• [SHORT PROBLEM]
All of the material should be reproduced exactly, with pictures left out.
----
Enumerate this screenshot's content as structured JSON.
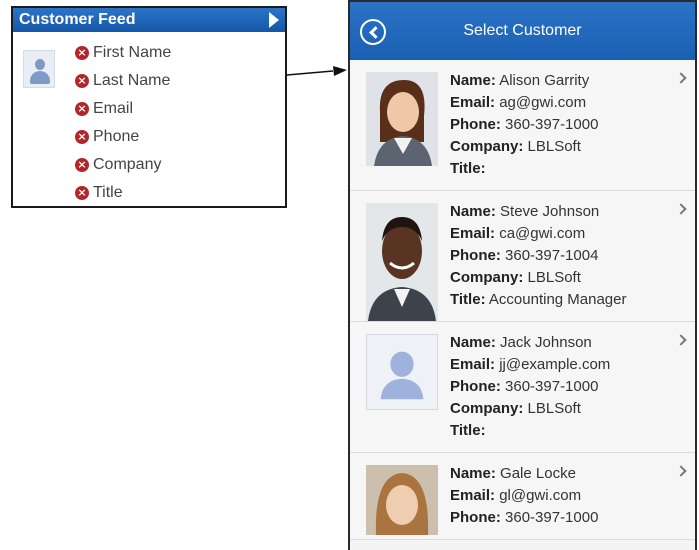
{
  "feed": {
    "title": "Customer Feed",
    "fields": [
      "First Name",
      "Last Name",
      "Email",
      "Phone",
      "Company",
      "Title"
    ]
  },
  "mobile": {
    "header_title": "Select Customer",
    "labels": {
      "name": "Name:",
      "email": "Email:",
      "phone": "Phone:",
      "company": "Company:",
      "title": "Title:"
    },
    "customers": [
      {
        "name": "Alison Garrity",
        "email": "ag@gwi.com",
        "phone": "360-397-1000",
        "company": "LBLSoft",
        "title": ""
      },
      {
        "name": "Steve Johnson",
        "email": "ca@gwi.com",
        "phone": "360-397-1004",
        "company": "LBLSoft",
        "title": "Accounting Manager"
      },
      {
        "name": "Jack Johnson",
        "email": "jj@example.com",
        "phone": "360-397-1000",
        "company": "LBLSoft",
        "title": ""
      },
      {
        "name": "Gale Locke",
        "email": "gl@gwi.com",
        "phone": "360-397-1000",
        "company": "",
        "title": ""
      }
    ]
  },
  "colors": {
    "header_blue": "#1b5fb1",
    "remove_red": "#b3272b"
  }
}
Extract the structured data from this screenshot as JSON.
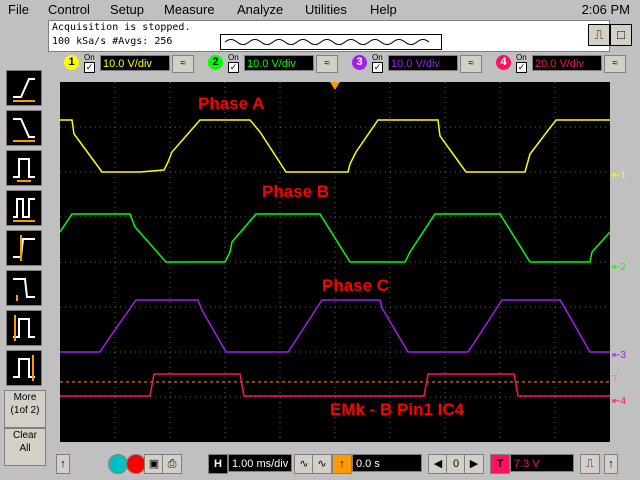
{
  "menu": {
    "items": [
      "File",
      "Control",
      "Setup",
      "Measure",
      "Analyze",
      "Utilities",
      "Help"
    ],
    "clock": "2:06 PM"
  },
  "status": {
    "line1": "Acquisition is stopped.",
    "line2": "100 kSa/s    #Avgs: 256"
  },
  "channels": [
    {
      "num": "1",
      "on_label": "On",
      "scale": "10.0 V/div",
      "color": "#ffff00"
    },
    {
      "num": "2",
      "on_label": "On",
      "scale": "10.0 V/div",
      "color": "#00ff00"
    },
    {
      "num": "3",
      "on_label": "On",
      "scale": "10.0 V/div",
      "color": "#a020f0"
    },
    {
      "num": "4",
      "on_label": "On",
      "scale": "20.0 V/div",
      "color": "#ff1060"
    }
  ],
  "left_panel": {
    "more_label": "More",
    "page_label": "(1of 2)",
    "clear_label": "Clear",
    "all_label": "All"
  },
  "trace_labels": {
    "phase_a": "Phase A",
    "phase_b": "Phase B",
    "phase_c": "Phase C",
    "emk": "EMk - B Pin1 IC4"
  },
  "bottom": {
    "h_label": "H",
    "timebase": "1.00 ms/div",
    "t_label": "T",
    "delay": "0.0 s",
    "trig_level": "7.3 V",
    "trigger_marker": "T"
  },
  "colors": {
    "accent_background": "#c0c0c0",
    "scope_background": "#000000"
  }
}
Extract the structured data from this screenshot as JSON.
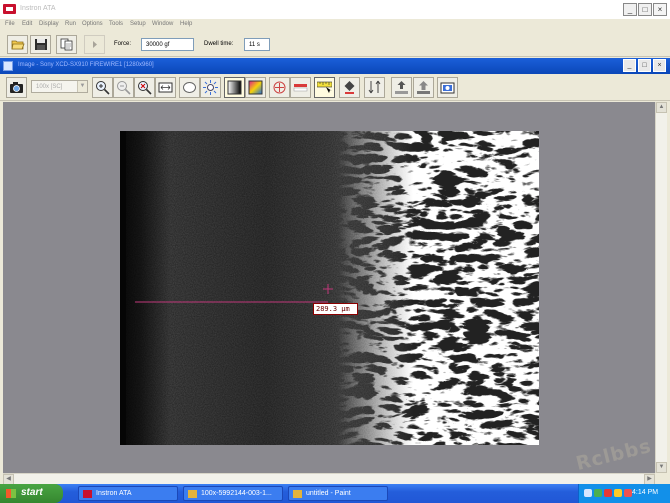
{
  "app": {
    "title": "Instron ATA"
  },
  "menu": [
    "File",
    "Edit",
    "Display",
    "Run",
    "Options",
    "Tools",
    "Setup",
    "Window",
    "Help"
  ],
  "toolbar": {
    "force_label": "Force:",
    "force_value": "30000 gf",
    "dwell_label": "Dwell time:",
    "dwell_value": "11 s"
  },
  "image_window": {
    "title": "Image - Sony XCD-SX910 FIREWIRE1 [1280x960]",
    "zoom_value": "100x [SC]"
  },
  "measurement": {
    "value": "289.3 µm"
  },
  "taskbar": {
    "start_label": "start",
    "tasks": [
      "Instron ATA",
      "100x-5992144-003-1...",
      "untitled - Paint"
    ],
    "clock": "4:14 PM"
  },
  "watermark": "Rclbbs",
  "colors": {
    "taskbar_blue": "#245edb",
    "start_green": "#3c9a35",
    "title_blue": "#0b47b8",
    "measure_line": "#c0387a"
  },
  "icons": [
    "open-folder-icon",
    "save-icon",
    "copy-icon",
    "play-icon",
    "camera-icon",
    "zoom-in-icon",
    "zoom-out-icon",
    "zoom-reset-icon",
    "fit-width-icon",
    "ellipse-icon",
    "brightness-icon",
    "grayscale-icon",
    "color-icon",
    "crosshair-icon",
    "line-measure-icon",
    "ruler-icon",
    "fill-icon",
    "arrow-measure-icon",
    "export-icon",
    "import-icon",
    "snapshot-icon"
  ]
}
----
• [EXERCISE RESULT]
Enumerate this screenshot's content as structured JSON.
{
  "feed": {
    "title": "Customer Feed",
    "fields": [
      "First Name",
      "Last Name",
      "Email",
      "Phone",
      "Company",
      "Title"
    ]
  },
  "mobile": {
    "header_title": "Select Customer",
    "labels": {
      "name": "Name:",
      "email": "Email:",
      "phone": "Phone:",
      "company": "Company:",
      "title": "Title:"
    },
    "customers": [
      {
        "name": "Alison Garrity",
        "email": "ag@gwi.com",
        "phone": "360-397-1000",
        "company": "LBLSoft",
        "title": ""
      },
      {
        "name": "Steve Johnson",
        "email": "ca@gwi.com",
        "phone": "360-397-1004",
        "company": "LBLSoft",
        "title": "Accounting Manager"
      },
      {
        "name": "Jack Johnson",
        "email": "jj@example.com",
        "phone": "360-397-1000",
        "company": "LBLSoft",
        "title": ""
      },
      {
        "name": "Gale Locke",
        "email": "gl@gwi.com",
        "phone": "360-397-1000",
        "company": "",
        "title": ""
      }
    ]
  },
  "colors": {
    "header_blue": "#1b5fb1",
    "remove_red": "#b3272b"
  }
}
Extract the structured data from this screenshot as JSON.
{
  "menu": {
    "items": [
      "File",
      "Control",
      "Setup",
      "Measure",
      "Analyze",
      "Utilities",
      "Help"
    ],
    "clock": "2:06 PM"
  },
  "status": {
    "line1": "Acquisition is stopped.",
    "line2": "100 kSa/s    #Avgs: 256"
  },
  "channels": [
    {
      "num": "1",
      "on_label": "On",
      "scale": "10.0 V/div",
      "color": "#ffff00"
    },
    {
      "num": "2",
      "on_label": "On",
      "scale": "10.0 V/div",
      "color": "#00ff00"
    },
    {
      "num": "3",
      "on_label": "On",
      "scale": "10.0 V/div",
      "color": "#a020f0"
    },
    {
      "num": "4",
      "on_label": "On",
      "scale": "20.0 V/div",
      "color": "#ff1060"
    }
  ],
  "left_panel": {
    "more_label": "More",
    "page_label": "(1of 2)",
    "clear_label": "Clear",
    "all_label": "All"
  },
  "trace_labels": {
    "phase_a": "Phase A",
    "phase_b": "Phase B",
    "phase_c": "Phase C",
    "emk": "EMk - B Pin1 IC4"
  },
  "bottom": {
    "h_label": "H",
    "timebase": "1.00 ms/div",
    "t_label": "T",
    "delay": "0.0 s",
    "trig_level": "7.3 V",
    "trigger_marker": "T"
  },
  "colors": {
    "accent_background": "#c0c0c0",
    "scope_background": "#000000"
  }
}
Extract the structured data from this screenshot as JSON.
{
  "app": {
    "title": "Instron ATA"
  },
  "menu": [
    "File",
    "Edit",
    "Display",
    "Run",
    "Options",
    "Tools",
    "Setup",
    "Window",
    "Help"
  ],
  "toolbar": {
    "force_label": "Force:",
    "force_value": "30000 gf",
    "dwell_label": "Dwell time:",
    "dwell_value": "11 s"
  },
  "image_window": {
    "title": "Image - Sony XCD-SX910 FIREWIRE1 [1280x960]",
    "zoom_value": "100x [SC]"
  },
  "measurement": {
    "value": "289.3 µm"
  },
  "taskbar": {
    "start_label": "start",
    "tasks": [
      "Instron ATA",
      "100x-5992144-003-1...",
      "untitled - Paint"
    ],
    "clock": "4:14 PM"
  },
  "watermark": "Rclbbs",
  "colors": {
    "taskbar_blue": "#245edb",
    "start_green": "#3c9a35",
    "title_blue": "#0b47b8",
    "measure_line": "#c0387a"
  },
  "icons": [
    "open-folder-icon",
    "save-icon",
    "copy-icon",
    "play-icon",
    "camera-icon",
    "zoom-in-icon",
    "zoom-out-icon",
    "zoom-reset-icon",
    "fit-width-icon",
    "ellipse-icon",
    "brightness-icon",
    "grayscale-icon",
    "color-icon",
    "crosshair-icon",
    "line-measure-icon",
    "ruler-icon",
    "fill-icon",
    "arrow-measure-icon",
    "export-icon",
    "import-icon",
    "snapshot-icon"
  ]
}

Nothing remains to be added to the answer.